++++ RECORDS SHOWN ++++
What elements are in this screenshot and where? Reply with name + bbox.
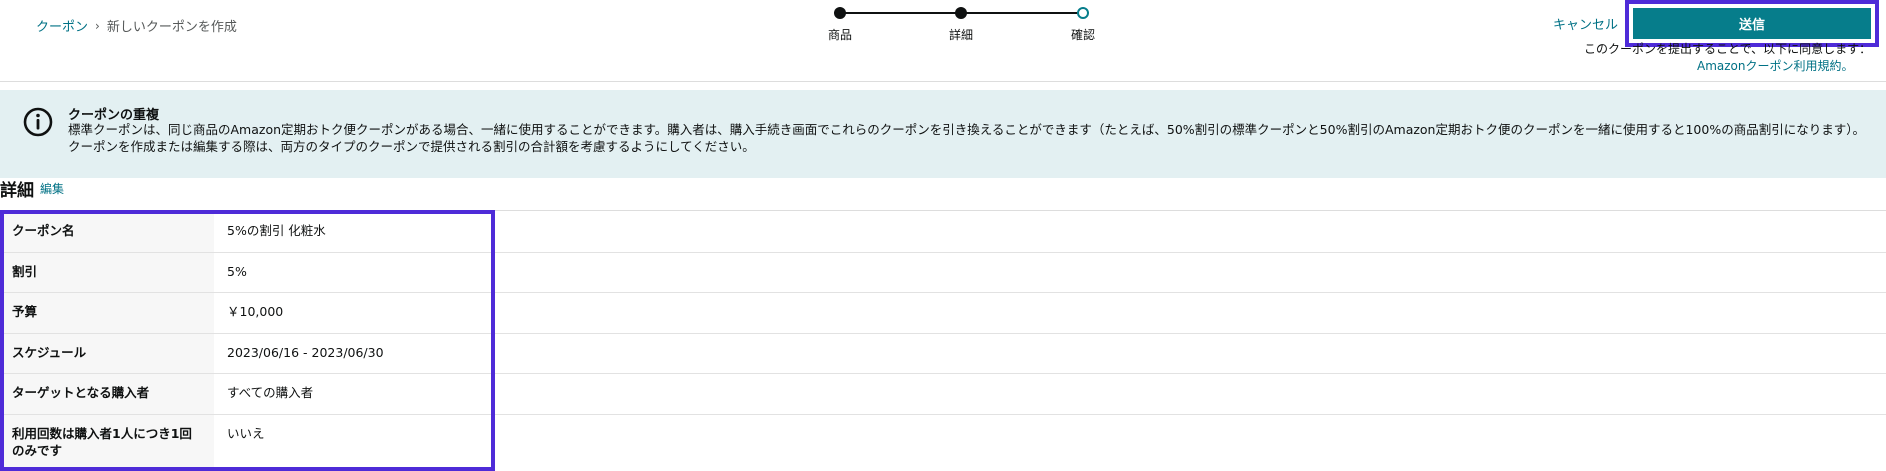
table-row: 割引 5% [0,252,1886,293]
terms-link[interactable]: Amazonクーポン利用規約。 [1697,57,1854,74]
step-label-review: 確認 [1070,28,1095,42]
row-label-once-per-customer: 利用回数は購入者1人につき1回のみです [0,414,214,471]
row-label-discount: 割引 [0,252,214,292]
edit-details-link[interactable]: 編集 [40,180,64,197]
row-label-coupon-name: クーポン名 [0,212,214,252]
step-connector [840,12,962,14]
row-value-budget: ￥10,000 [227,304,284,319]
row-value-once-per-customer: いいえ [227,425,265,441]
divider [0,210,1886,211]
step-label-products: 商品 [827,28,852,42]
step-connector [962,12,1084,14]
table-row: クーポン名 5%の割引 化粧水 [0,212,1886,253]
row-value-target-customers: すべての購入者 [227,385,314,400]
table-row: 利用回数は購入者1人につき1回のみです いいえ [0,414,1886,471]
row-label-budget: 予算 [0,293,214,333]
table-row: スケジュール 2023/06/16 - 2023/06/30 [0,333,1886,374]
page-header: クーポン › 新しいクーポンを作成 商品 詳細 確認 キャンセル 送信 このクー… [0,0,1886,82]
submit-button[interactable]: 送信 [1633,8,1871,39]
step-label-details: 詳細 [948,28,973,42]
row-value-discount: 5% [227,263,247,279]
cancel-button[interactable]: キャンセル [1553,14,1618,33]
row-value-schedule: 2023/06/16 - 2023/06/30 [227,344,384,360]
details-table: クーポン名 5%の割引 化粧水 割引 5% 予算 ￥10,000 スケジュール … [0,212,1886,471]
table-row: ターゲットとなる購入者 すべての購入者 [0,374,1886,415]
row-value-coupon-name: 5%の割引 化粧水 [227,223,326,238]
consent-text: このクーポンを提出することで、以下に同意します： [1584,42,1872,56]
details-heading: 詳細 [0,181,34,201]
alert-body: 標準クーポンは、同じ商品のAmazon定期おトク便クーポンがある場合、一緒に使用… [68,122,1865,154]
info-icon [23,107,53,137]
step-dot-review [1077,7,1089,19]
row-label-schedule: スケジュール [0,333,214,373]
row-label-target-customers: ターゲットとなる購入者 [0,374,214,414]
step-dot-products [834,7,846,19]
table-row: 予算 ￥10,000 [0,293,1886,334]
coupon-overlap-alert: クーポンの重複 標準クーポンは、同じ商品のAmazon定期おトク便クーポンがある… [0,90,1886,178]
step-dot-details [955,7,967,19]
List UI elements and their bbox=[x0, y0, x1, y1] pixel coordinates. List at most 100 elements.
++++
GIVEN REQUEST: Turn the lines of the material above, from the line containing "table-row: 割引 5% [0,252,1886,293]" up to and including the line containing "row-label-coupon-name: クーポン名 [0,212,214,252]", into a numbered list, leaving out any blank lines.

SOLUTION:
1. table-row: 割引 5% [0,252,1886,293]
2. terms-link[interactable]: Amazonクーポン利用規約。 [1697,57,1854,74]
3. step-label-review: 確認 [1070,28,1095,42]
4. row-label-once-per-customer: 利用回数は購入者1人につき1回のみです [0,414,214,471]
5. row-label-discount: 割引 [0,252,214,292]
6. edit-details-link[interactable]: 編集 [40,180,64,197]
7. row-label-coupon-name: クーポン名 [0,212,214,252]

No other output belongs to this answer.